Dataset entries:
========

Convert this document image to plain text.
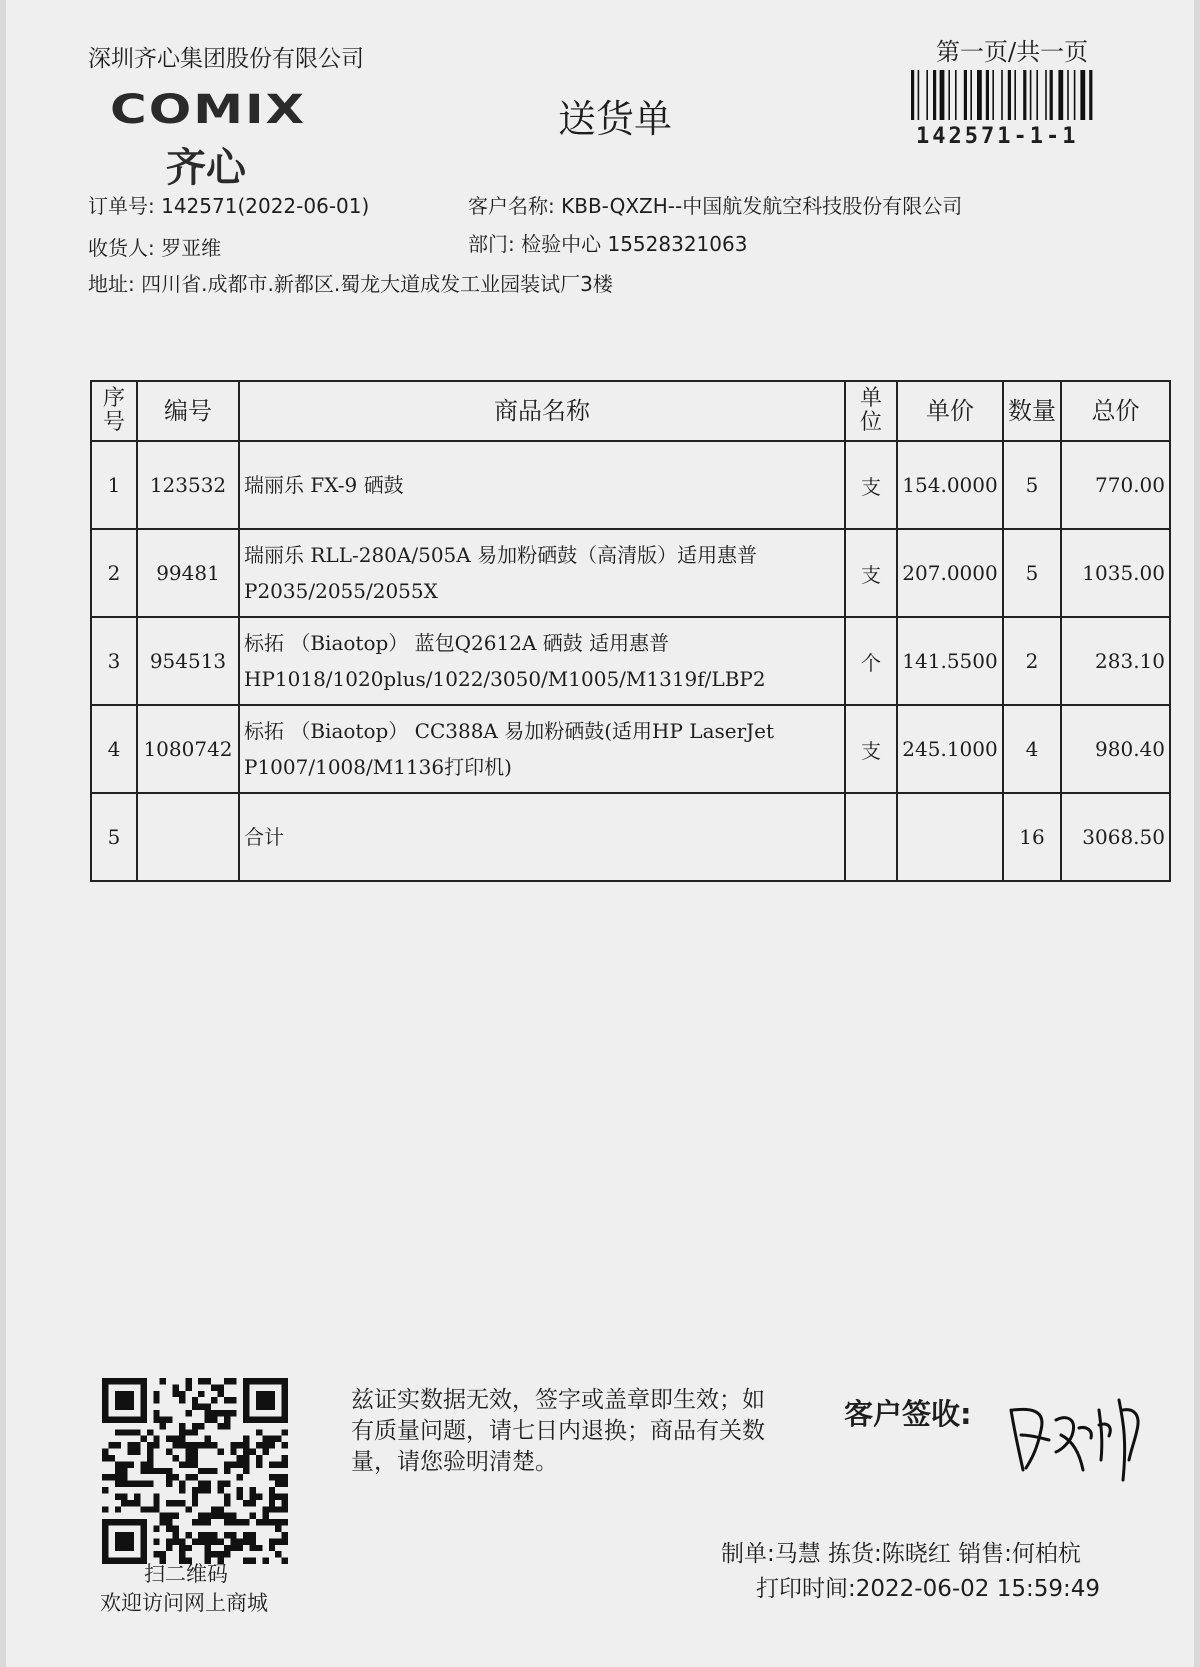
深圳齐心集团股份有限公司
COMIX
齐心
送货单
第一页/共一页
142571-1-1
订单号: 142571(2022-06-01)	客户名称: KBB-QXZH--中国航发航空科技股份有限公司
收货人: 罗亚维	部门: 检验中心 15528321063
地址: 四川省.成都市.新都区.蜀龙大道成发工业园装试厂3楼
序号	编号	商品名称	单位	单价	数量	总价
1	123532	瑞丽乐 FX-9 硒鼓	支	154.0000	5	770.00
2	99481	瑞丽乐 RLL-280A/505A 易加粉硒鼓（高清版）适用惠普 P2035/2055/2055X	支	207.0000	5	1035.00
3	954513	标拓 （Biaotop） 蓝包Q2612A 硒鼓 适用惠普 HP1018/1020plus/1022/3050/M1005/M1319f/LBP2	个	141.5500	2	283.10
4	1080742	标拓 （Biaotop） CC388A 易加粉硒鼓(适用HP LaserJet P1007/1008/M1136打印机)	支	245.1000	4	980.40
5		合计			16	3068.50
扫二维码
欢迎访问网上商城
兹证实数据无效，签字或盖章即生效；如有质量问题，请七日内退换；商品有关数量，请您验明清楚。
客户签收:
制单:马慧 拣货:陈晓红 销售:何柏杭
打印时间:2022-06-02 15:59:49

========

§ Aim of the exercise:
Pictures in the records above are left out; print everything else exactly as written.

§ Result of this task:
Convert this document image to plain text.
深圳齐心集团股份有限公司
COMIX
齐心
送货单
第一页/共一页
142571-1-1
订单号: 142571(2022-06-01)	客户名称: KBB-QXZH--中国航发航空科技股份有限公司
收货人: 罗亚维	部门: 检验中心 15528321063
地址: 四川省.成都市.新都区.蜀龙大道成发工业园装试厂3楼
序号	编号	商品名称	单位	单价	数量	总价
1	123532	瑞丽乐 FX-9 硒鼓	支	154.0000	5	770.00
2	99481	瑞丽乐 RLL-280A/505A 易加粉硒鼓（高清版）适用惠普 P2035/2055/2055X	支	207.0000	5	1035.00
3	954513	标拓 （Biaotop） 蓝包Q2612A 硒鼓 适用惠普 HP1018/1020plus/1022/3050/M1005/M1319f/LBP2	个	141.5500	2	283.10
4	1080742	标拓 （Biaotop） CC388A 易加粉硒鼓(适用HP LaserJet P1007/1008/M1136打印机)	支	245.1000	4	980.40
5		合计			16	3068.50
扫二维码
欢迎访问网上商城
兹证实数据无效，签字或盖章即生效；如有质量问题，请七日内退换；商品有关数量，请您验明清楚。
客户签收:
制单:马慧 拣货:陈晓红 销售:何柏杭
打印时间:2022-06-02 15:59:49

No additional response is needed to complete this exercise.